====== LISTED ENTRIES ======

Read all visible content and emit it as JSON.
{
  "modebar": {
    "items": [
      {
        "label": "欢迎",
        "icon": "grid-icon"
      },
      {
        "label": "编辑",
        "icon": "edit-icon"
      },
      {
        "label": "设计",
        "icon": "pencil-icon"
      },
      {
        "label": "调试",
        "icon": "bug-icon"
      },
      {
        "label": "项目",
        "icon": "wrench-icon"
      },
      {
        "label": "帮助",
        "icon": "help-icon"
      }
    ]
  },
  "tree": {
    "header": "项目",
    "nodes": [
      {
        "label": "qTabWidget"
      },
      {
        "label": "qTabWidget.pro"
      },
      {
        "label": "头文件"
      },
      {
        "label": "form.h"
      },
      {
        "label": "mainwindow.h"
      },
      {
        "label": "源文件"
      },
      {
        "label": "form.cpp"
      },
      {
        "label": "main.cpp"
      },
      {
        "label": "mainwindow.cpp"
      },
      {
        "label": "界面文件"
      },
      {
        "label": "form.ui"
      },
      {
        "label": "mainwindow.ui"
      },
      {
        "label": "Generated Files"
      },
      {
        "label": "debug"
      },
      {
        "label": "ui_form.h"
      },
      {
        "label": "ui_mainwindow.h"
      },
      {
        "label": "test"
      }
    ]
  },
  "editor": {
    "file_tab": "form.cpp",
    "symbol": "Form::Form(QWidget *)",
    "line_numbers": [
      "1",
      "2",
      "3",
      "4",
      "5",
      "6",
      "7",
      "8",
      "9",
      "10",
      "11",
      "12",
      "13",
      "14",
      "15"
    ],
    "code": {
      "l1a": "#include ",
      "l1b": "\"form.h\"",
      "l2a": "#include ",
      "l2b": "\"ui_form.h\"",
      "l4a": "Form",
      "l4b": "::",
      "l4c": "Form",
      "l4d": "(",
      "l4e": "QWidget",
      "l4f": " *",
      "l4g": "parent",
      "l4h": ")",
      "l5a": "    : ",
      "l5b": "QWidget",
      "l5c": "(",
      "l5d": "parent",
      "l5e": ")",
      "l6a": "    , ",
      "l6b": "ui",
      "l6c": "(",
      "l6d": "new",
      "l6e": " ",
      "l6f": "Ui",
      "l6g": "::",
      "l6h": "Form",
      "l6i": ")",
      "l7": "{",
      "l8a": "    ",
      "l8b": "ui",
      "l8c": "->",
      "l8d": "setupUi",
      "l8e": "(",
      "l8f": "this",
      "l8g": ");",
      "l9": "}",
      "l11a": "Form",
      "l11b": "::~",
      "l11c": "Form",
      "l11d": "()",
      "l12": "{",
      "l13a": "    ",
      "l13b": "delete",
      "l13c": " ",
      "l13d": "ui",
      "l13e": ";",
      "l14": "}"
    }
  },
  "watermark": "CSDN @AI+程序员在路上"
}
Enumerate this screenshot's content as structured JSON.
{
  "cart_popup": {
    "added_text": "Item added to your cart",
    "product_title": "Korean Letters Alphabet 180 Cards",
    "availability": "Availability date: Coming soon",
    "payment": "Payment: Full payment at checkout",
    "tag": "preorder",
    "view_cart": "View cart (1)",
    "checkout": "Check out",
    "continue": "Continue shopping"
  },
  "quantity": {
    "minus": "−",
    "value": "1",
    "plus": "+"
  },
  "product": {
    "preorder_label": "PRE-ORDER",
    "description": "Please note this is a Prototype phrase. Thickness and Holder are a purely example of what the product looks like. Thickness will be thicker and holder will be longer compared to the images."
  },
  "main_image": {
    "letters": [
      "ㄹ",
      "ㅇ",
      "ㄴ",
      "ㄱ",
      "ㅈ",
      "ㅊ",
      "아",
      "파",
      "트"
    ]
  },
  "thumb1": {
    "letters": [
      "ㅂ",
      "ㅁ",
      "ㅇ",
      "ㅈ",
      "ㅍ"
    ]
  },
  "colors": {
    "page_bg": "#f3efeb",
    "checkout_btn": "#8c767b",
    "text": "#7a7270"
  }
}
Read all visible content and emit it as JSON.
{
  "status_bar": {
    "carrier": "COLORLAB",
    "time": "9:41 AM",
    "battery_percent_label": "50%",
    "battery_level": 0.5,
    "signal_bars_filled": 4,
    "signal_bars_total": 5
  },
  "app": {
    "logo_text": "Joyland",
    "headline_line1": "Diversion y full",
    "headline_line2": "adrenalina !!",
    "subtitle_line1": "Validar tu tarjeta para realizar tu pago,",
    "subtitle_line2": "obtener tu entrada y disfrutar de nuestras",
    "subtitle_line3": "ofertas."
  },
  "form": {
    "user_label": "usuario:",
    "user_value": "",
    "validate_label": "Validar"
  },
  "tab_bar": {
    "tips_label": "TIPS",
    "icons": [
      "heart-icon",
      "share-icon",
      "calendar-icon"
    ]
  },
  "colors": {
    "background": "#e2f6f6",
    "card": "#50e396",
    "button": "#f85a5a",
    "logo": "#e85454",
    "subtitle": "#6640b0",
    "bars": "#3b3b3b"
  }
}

======

◆ WHAT IS ASKED:
Faithfully copy every entry, leaving nothing out.

◆ ANSWER FOR THE TASK:
Read all visible content and emit it as JSON.
{
  "modebar": {
    "items": [
      {
        "label": "欢迎",
        "icon": "grid-icon"
      },
      {
        "label": "编辑",
        "icon": "edit-icon"
      },
      {
        "label": "设计",
        "icon": "pencil-icon"
      },
      {
        "label": "调试",
        "icon": "bug-icon"
      },
      {
        "label": "项目",
        "icon": "wrench-icon"
      },
      {
        "label": "帮助",
        "icon": "help-icon"
      }
    ]
  },
  "tree": {
    "header": "项目",
    "nodes": [
      {
        "label": "qTabWidget"
      },
      {
        "label": "qTabWidget.pro"
      },
      {
        "label": "头文件"
      },
      {
        "label": "form.h"
      },
      {
        "label": "mainwindow.h"
      },
      {
        "label": "源文件"
      },
      {
        "label": "form.cpp"
      },
      {
        "label": "main.cpp"
      },
      {
        "label": "mainwindow.cpp"
      },
      {
        "label": "界面文件"
      },
      {
        "label": "form.ui"
      },
      {
        "label": "mainwindow.ui"
      },
      {
        "label": "Generated Files"
      },
      {
        "label": "debug"
      },
      {
        "label": "ui_form.h"
      },
      {
        "label": "ui_mainwindow.h"
      },
      {
        "label": "test"
      }
    ]
  },
  "editor": {
    "file_tab": "form.cpp",
    "symbol": "Form::Form(QWidget *)",
    "line_numbers": [
      "1",
      "2",
      "3",
      "4",
      "5",
      "6",
      "7",
      "8",
      "9",
      "10",
      "11",
      "12",
      "13",
      "14",
      "15"
    ],
    "code": {
      "l1a": "#include ",
      "l1b": "\"form.h\"",
      "l2a": "#include ",
      "l2b": "\"ui_form.h\"",
      "l4a": "Form",
      "l4b": "::",
      "l4c": "Form",
      "l4d": "(",
      "l4e": "QWidget",
      "l4f": " *",
      "l4g": "parent",
      "l4h": ")",
      "l5a": "    : ",
      "l5b": "QWidget",
      "l5c": "(",
      "l5d": "parent",
      "l5e": ")",
      "l6a": "    , ",
      "l6b": "ui",
      "l6c": "(",
      "l6d": "new",
      "l6e": " ",
      "l6f": "Ui",
      "l6g": "::",
      "l6h": "Form",
      "l6i": ")",
      "l7": "{",
      "l8a": "    ",
      "l8b": "ui",
      "l8c": "->",
      "l8d": "setupUi",
      "l8e": "(",
      "l8f": "this",
      "l8g": ");",
      "l9": "}",
      "l11a": "Form",
      "l11b": "::~",
      "l11c": "Form",
      "l11d": "()",
      "l12": "{",
      "l13a": "    ",
      "l13b": "delete",
      "l13c": " ",
      "l13d": "ui",
      "l13e": ";",
      "l14": "}"
    }
  },
  "watermark": "CSDN @AI+程序员在路上"
}
Enumerate this screenshot's content as structured JSON.
{
  "cart_popup": {
    "added_text": "Item added to your cart",
    "product_title": "Korean Letters Alphabet 180 Cards",
    "availability": "Availability date: Coming soon",
    "payment": "Payment: Full payment at checkout",
    "tag": "preorder",
    "view_cart": "View cart (1)",
    "checkout": "Check out",
    "continue": "Continue shopping"
  },
  "quantity": {
    "minus": "−",
    "value": "1",
    "plus": "+"
  },
  "product": {
    "preorder_label": "PRE-ORDER",
    "description": "Please note this is a Prototype phrase. Thickness and Holder are a purely example of what the product looks like. Thickness will be thicker and holder will be longer compared to the images."
  },
  "main_image": {
    "letters": [
      "ㄹ",
      "ㅇ",
      "ㄴ",
      "ㄱ",
      "ㅈ",
      "ㅊ",
      "아",
      "파",
      "트"
    ]
  },
  "thumb1": {
    "letters": [
      "ㅂ",
      "ㅁ",
      "ㅇ",
      "ㅈ",
      "ㅍ"
    ]
  },
  "colors": {
    "page_bg": "#f3efeb",
    "checkout_btn": "#8c767b",
    "text": "#7a7270"
  }
}
Read all visible content and emit it as JSON.
{
  "status_bar": {
    "carrier": "COLORLAB",
    "time": "9:41 AM",
    "battery_percent_label": "50%",
    "battery_level": 0.5,
    "signal_bars_filled": 4,
    "signal_bars_total": 5
  },
  "app": {
    "logo_text": "Joyland",
    "headline_line1": "Diversion y full",
    "headline_line2": "adrenalina !!",
    "subtitle_line1": "Validar tu tarjeta para realizar tu pago,",
    "subtitle_line2": "obtener tu entrada y disfrutar de nuestras",
    "subtitle_line3": "ofertas."
  },
  "form": {
    "user_label": "usuario:",
    "user_value": "",
    "validate_label": "Validar"
  },
  "tab_bar": {
    "tips_label": "TIPS",
    "icons": [
      "heart-icon",
      "share-icon",
      "calendar-icon"
    ]
  },
  "colors": {
    "background": "#e2f6f6",
    "card": "#50e396",
    "button": "#f85a5a",
    "logo": "#e85454",
    "subtitle": "#6640b0",
    "bars": "#3b3b3b"
  }
}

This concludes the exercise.